• **GIVEN REQUEST**: Below are the records; pull every line that includes "tentative".

Collection entries
>>
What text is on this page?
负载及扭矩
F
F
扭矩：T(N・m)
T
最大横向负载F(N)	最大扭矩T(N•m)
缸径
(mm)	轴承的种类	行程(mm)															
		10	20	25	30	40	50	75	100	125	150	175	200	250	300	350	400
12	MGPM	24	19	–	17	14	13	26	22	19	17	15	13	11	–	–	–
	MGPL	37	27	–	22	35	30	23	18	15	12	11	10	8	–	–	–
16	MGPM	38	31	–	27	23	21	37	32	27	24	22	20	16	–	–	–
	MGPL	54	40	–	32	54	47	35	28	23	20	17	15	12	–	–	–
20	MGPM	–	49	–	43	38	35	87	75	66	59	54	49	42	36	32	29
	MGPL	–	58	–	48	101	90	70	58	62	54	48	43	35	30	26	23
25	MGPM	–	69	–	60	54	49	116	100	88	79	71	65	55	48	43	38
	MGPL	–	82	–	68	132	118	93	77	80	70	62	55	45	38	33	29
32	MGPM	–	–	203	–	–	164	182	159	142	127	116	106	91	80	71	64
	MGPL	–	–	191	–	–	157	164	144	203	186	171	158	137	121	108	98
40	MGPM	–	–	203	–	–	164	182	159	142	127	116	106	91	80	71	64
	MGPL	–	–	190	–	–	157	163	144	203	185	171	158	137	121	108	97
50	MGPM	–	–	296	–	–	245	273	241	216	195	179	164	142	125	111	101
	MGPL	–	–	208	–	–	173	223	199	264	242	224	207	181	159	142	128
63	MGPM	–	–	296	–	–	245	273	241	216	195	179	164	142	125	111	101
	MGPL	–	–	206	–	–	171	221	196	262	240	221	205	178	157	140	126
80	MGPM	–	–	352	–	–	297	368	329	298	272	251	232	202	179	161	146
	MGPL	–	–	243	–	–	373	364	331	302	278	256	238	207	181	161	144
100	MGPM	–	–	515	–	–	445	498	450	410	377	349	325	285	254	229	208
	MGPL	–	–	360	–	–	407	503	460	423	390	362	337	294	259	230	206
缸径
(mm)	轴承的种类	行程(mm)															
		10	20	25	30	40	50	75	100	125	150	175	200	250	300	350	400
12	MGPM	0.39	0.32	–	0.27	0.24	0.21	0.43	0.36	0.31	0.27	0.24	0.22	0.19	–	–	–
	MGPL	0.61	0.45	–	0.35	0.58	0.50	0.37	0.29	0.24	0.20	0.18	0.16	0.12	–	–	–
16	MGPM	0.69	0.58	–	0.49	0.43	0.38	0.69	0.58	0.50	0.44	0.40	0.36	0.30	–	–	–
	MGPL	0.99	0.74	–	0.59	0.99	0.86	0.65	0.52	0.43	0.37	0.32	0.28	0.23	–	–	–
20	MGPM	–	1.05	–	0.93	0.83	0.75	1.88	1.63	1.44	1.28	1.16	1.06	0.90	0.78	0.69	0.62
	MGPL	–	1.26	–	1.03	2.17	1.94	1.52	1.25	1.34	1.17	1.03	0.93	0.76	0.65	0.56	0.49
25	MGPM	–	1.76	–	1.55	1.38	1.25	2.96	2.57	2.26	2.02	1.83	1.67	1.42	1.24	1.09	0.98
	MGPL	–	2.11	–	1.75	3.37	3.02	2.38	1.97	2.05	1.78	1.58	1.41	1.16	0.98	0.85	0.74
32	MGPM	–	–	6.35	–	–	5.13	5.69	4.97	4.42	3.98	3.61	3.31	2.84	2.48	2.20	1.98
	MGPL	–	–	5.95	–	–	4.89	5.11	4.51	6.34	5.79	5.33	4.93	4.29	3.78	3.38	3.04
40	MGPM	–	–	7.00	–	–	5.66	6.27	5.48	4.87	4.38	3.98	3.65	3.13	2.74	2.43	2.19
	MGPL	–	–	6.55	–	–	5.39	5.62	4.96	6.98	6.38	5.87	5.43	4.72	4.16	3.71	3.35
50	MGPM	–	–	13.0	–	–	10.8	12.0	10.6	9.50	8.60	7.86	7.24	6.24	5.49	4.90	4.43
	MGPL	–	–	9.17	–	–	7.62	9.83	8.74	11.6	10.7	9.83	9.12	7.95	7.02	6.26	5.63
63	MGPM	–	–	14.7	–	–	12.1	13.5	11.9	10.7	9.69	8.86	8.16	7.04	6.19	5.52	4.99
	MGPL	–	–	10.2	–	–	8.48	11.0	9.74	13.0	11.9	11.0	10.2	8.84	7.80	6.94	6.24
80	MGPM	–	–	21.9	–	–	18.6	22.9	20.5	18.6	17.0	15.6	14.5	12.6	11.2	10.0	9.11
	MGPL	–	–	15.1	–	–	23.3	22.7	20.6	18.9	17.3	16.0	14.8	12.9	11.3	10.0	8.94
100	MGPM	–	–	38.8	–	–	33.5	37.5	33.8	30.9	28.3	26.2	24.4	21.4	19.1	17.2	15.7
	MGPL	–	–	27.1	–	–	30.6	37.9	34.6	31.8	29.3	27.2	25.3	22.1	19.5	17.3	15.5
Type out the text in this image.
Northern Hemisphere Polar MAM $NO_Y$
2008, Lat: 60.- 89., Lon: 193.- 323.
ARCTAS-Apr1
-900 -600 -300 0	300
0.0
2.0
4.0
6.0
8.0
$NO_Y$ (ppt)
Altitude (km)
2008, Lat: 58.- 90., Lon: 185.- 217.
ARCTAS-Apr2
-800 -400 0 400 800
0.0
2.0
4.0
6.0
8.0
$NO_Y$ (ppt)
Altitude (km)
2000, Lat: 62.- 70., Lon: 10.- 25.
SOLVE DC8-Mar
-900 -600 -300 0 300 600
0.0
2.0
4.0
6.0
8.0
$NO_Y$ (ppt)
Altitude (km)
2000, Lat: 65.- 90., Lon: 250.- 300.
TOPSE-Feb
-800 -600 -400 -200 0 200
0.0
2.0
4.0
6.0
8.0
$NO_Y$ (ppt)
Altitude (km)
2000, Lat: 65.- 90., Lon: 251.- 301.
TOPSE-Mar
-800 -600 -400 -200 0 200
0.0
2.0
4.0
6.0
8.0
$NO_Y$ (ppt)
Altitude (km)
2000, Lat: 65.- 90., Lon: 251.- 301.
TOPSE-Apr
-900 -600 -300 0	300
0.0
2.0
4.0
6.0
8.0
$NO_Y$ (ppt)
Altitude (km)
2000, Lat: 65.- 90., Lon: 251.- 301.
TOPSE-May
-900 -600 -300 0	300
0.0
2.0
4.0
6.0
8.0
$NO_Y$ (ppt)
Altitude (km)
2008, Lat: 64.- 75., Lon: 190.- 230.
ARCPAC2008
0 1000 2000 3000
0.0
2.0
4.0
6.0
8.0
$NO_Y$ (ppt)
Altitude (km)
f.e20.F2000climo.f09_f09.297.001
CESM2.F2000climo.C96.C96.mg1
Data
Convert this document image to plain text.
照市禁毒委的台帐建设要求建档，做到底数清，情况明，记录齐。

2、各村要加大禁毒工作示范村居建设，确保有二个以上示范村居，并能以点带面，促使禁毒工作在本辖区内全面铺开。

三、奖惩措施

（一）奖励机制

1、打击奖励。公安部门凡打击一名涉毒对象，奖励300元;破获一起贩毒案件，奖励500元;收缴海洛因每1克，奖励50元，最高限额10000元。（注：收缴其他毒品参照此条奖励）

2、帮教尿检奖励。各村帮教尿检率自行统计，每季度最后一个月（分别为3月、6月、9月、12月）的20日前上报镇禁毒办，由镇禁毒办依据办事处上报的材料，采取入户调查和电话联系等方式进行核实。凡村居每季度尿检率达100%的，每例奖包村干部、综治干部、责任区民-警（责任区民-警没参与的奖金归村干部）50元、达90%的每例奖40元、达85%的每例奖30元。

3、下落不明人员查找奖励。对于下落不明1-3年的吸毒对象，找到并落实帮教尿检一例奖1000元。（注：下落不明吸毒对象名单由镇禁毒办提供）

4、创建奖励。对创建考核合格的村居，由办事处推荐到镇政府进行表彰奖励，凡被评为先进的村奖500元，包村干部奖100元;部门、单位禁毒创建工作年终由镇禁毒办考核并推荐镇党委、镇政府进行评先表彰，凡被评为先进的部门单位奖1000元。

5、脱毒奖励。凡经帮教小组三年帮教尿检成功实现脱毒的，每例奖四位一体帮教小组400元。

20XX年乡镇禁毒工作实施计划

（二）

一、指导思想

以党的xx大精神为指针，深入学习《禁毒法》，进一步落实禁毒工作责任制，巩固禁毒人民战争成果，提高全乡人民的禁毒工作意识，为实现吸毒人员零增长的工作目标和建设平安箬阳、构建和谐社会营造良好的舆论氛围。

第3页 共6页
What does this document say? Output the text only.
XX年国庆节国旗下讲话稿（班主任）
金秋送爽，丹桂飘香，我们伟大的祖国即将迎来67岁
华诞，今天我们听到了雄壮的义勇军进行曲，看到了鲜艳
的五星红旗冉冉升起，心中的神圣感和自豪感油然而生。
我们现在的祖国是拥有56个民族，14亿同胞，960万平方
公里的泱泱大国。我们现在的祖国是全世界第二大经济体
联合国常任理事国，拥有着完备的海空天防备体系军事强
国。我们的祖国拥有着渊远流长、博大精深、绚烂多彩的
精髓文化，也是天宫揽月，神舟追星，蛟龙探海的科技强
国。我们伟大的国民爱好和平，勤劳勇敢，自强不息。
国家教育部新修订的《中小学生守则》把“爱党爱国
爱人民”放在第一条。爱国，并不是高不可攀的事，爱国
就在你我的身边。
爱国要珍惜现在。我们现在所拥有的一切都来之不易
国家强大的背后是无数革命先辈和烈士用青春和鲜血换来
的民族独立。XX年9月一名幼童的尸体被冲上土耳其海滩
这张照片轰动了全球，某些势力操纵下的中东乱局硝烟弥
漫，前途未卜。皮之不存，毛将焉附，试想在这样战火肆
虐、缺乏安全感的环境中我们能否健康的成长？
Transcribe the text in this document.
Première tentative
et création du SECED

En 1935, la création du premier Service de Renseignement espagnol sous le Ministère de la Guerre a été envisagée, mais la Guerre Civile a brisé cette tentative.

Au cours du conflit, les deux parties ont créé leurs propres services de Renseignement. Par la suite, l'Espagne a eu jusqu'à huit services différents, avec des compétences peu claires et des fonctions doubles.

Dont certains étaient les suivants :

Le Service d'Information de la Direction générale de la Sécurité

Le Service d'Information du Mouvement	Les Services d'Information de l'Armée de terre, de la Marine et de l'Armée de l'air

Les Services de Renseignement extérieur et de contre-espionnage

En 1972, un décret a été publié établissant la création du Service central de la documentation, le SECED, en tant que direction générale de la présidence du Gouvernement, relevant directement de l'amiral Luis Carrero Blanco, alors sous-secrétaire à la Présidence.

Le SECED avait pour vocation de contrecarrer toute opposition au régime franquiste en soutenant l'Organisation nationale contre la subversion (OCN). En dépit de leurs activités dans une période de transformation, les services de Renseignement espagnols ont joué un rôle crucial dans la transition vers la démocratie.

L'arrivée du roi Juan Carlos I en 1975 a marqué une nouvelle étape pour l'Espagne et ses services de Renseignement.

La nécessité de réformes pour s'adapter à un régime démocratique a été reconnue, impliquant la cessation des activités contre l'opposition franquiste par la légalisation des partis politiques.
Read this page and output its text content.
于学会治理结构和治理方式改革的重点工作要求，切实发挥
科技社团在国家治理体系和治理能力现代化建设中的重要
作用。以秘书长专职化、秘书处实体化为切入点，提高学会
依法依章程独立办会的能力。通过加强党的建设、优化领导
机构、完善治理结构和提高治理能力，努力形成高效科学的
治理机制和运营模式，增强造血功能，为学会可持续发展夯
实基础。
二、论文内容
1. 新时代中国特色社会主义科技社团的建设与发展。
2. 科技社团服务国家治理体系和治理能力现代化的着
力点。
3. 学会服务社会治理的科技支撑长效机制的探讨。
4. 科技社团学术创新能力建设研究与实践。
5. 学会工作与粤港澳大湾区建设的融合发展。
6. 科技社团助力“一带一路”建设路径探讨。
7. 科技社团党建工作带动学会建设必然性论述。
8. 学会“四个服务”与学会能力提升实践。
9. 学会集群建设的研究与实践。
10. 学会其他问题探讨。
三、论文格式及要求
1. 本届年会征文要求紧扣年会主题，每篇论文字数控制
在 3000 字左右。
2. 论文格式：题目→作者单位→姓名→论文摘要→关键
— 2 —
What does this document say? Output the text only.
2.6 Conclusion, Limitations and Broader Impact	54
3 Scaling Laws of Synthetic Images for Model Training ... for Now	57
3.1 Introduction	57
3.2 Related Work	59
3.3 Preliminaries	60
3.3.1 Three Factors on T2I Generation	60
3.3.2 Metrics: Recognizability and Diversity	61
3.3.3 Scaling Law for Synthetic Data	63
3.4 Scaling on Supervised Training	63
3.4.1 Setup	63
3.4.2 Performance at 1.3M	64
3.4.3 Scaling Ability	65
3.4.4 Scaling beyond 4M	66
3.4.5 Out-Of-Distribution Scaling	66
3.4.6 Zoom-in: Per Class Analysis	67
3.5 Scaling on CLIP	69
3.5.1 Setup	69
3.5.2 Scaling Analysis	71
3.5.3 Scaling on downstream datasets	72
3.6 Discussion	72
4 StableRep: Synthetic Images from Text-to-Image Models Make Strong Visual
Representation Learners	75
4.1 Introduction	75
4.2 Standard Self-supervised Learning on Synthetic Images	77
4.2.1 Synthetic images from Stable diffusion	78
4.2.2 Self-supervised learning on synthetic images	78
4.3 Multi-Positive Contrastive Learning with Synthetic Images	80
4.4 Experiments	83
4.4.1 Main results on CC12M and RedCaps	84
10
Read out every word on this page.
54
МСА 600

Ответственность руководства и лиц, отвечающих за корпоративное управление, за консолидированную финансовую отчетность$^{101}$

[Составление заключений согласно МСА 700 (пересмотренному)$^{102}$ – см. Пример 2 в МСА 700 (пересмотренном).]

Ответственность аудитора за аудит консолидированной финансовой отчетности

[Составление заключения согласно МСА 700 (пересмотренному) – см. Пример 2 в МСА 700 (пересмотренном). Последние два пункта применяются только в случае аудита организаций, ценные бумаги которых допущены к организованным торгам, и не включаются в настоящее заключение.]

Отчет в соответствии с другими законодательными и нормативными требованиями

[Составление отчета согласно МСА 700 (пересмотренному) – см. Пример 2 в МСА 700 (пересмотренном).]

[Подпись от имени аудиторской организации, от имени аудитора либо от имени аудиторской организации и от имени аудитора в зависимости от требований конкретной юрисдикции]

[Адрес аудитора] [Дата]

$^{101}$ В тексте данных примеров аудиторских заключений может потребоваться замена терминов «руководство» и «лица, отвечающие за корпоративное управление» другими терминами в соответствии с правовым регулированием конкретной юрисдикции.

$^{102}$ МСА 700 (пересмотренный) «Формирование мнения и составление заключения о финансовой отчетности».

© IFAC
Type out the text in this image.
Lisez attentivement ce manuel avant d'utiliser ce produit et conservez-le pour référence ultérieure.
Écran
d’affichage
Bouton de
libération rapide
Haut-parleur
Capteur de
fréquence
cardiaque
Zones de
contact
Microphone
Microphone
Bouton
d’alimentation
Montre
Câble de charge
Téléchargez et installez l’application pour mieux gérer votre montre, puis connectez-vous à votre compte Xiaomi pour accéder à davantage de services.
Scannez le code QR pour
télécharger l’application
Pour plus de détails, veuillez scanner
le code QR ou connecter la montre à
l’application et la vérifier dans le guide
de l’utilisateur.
<<
• **RESPONSE TO THE TASK**:
Première tentative
En 1935, la création du premier Service de Renseignement espagnol sous le Ministère de la Guerre a été envisagée, mais la Guerre Civile a brisé cette tentative.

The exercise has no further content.